═══ Task inputs ═══

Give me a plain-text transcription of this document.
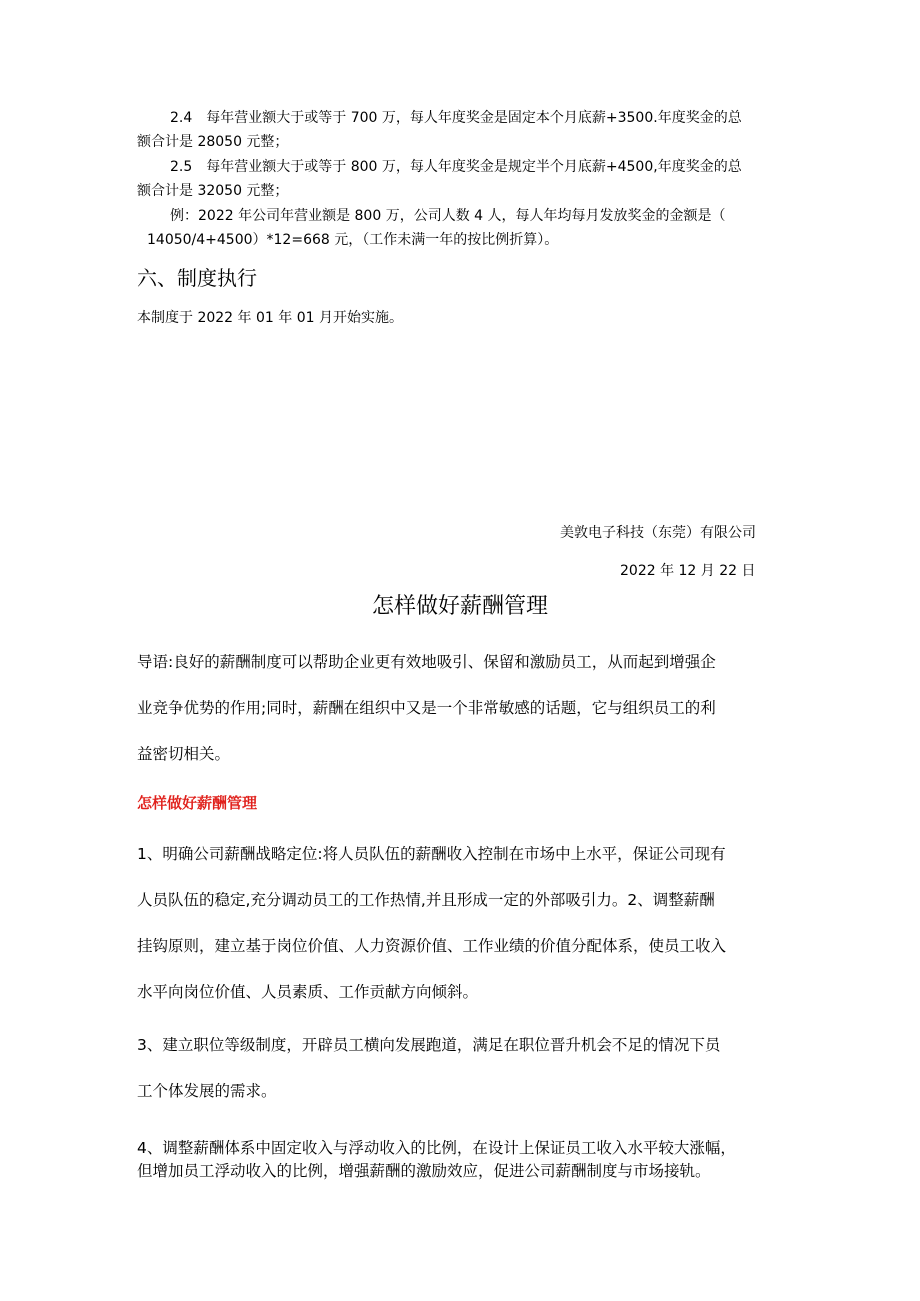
2.4　每年营业额大于或等于 700 万，每人年度奖金是固定本个月底薪+3500.年度奖金的总
额合计是 28050 元整；
2.5　每年营业额大于或等于 800 万，每人年度奖金是规定半个月底薪+4500,年度奖金的总
额合计是 32050 元整；
例：2022 年公司年营业额是 800 万，公司人数 4 人，每人年均每月发放奖金的金额是（
14050/4+4500）*12=668 元，（工作未满一年的按比例折算）。
六、制度执行
本制度于 2022 年 01 年 01 月开始实施。
美敦电子科技（东莞）有限公司
2022 年 12 月 22 日
怎样做好薪酬管理
导语:良好的薪酬制度可以帮助企业更有效地吸引、保留和激励员工，从而起到增强企
业竞争优势的作用;同时，薪酬在组织中又是一个非常敏感的话题，它与组织员工的利
益密切相关。
怎样做好薪酬管理
1、明确公司薪酬战略定位:将人员队伍的薪酬收入控制在市场中上水平，保证公司现有
人员队伍的稳定,充分调动员工的工作热情,并且形成一定的外部吸引力。2、调整薪酬
挂钩原则，建立基于岗位价值、人力资源价值、工作业绩的价值分配体系，使员工收入
水平向岗位价值、人员素质、工作贡献方向倾斜。
3、建立职位等级制度，开辟员工横向发展跑道，满足在职位晋升机会不足的情况下员
工个体发展的需求。
4、调整薪酬体系中固定收入与浮动收入的比例，在设计上保证员工收入水平较大涨幅，
但增加员工浮动收入的比例，增强薪酬的激励效应，促进公司薪酬制度与市场接轨。
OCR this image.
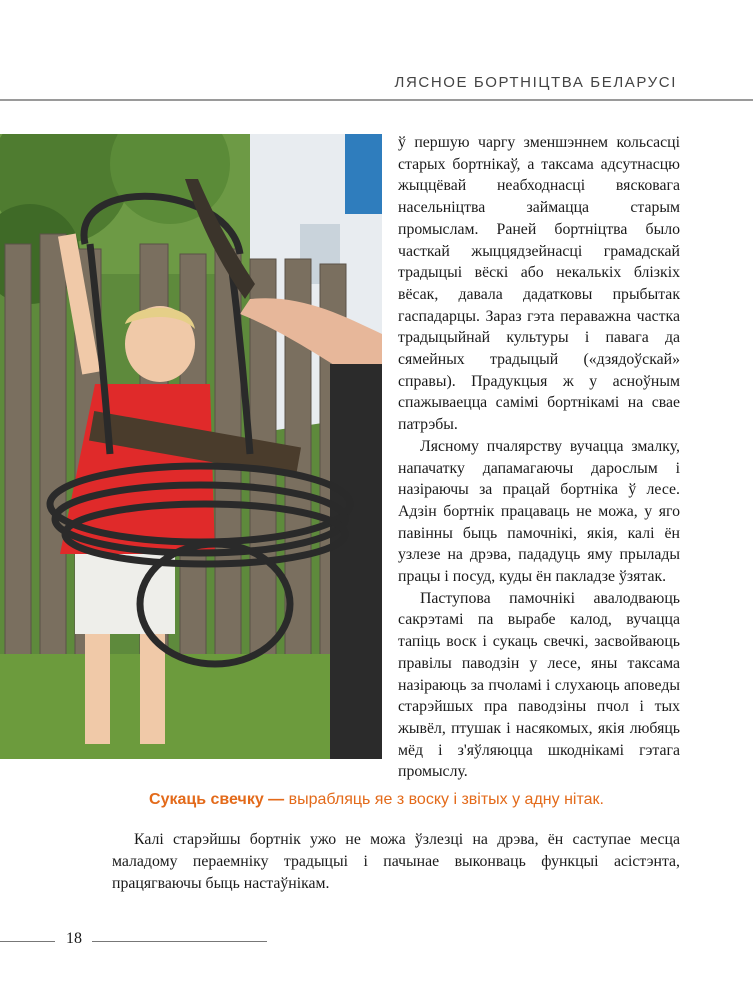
ЛЯСНОЕ БОРТНІЦТВА БЕЛАРУСІ

ў першую чаргу зменшэннем кольcасці старых бортнікаў, а таксама адсутнасцю жыццёвай неабходнасці вясковага насельніцтва займацца старым промыслам. Раней бортніцтва было часткай жыццядзейнасці грамадскай традыцыі вёскі або некалькіх блізкіх вёсак, давала дадатковы прыбытак гаспадарцы. Зараз гэта пераважна частка традыцыйнай культуры і павага да сямейных традыцый («дзядоўскай» справы). Прадукцыя ж у асноўным спажываецца самімі бортнікамі на свае патрэбы.

Лясному пчалярству вучацца змалку, напачатку дапамагаючы дарослым і назіраючы за працай бортніка ў лесе. Адзін бортнік працаваць не можа, у яго павінны быць памочнікі, якія, калі ён узлезе на дрэва, пададуць яму прылады працы і посуд, куды ён пакладзе ўзятак.

Паступова памочнікі авалодваюць сакрэтамі па вырабе калод, вучацца тапіць воск і сукаць свечкі, засвойваюць правілы паводзін у лесе, яны таксама назіраюць за пчоламі і слухаюць аповеды старэйшых пра паводзіны пчол і тых жывёл, птушак і насякомых, якія любяць мёд і з'яўляюцца шкоднікамі гэтага промыслу.

Сукаць свечку — вырабляць яе з воску і звітых у адну нітак.

Калі старэйшы бортнік ужо не можа ўзлезці на дрэва, ён саступае месца маладому пераемніку традыцыі і пачынае выконваць функцыі асістэнта, працягваючы быць настаўнікам.

18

═══

[Task objective]
Do not include pictures. Copy only the lines running from the line with "OCR this image." through the last line of the records, exactly as they appear.

[Full solution]
OCR this image.
ЛЯСНОЕ БОРТНІЦТВА БЕЛАРУСІ

ў першую чаргу зменшэннем кольcасці старых бортнікаў, а таксама адсутнасцю жыццёвай неабходнасці вясковага насельніцтва займацца старым промыслам. Раней бортніцтва было часткай жыццядзейнасці грамадскай традыцыі вёскі або некалькіх блізкіх вёсак, давала дадатковы прыбытак гаспадарцы. Зараз гэта пераважна частка традыцыйнай культуры і павага да сямейных традыцый («дзядоўскай» справы). Прадукцыя ж у асноўным спажываецца самімі бортнікамі на свае патрэбы.

Лясному пчалярству вучацца змалку, напачатку дапамагаючы дарослым і назіраючы за працай бортніка ў лесе. Адзін бортнік працаваць не можа, у яго павінны быць памочнікі, якія, калі ён узлезе на дрэва, пададуць яму прылады працы і посуд, куды ён пакладзе ўзятак.

Паступова памочнікі авалодваюць сакрэтамі па вырабе калод, вучацца тапіць воск і сукаць свечкі, засвойваюць правілы паводзін у лесе, яны таксама назіраюць за пчоламі і слухаюць аповеды старэйшых пра паводзіны пчол і тых жывёл, птушак і насякомых, якія любяць мёд і з'яўляюцца шкоднікамі гэтага промыслу.

Сукаць свечку — вырабляць яе з воску і звітых у адну нітак.

Калі старэйшы бортнік ужо не можа ўзлезці на дрэва, ён саступае месца маладому пераемніку традыцыі і пачынае выконваць функцыі асістэнта, працягваючы быць настаўнікам.

18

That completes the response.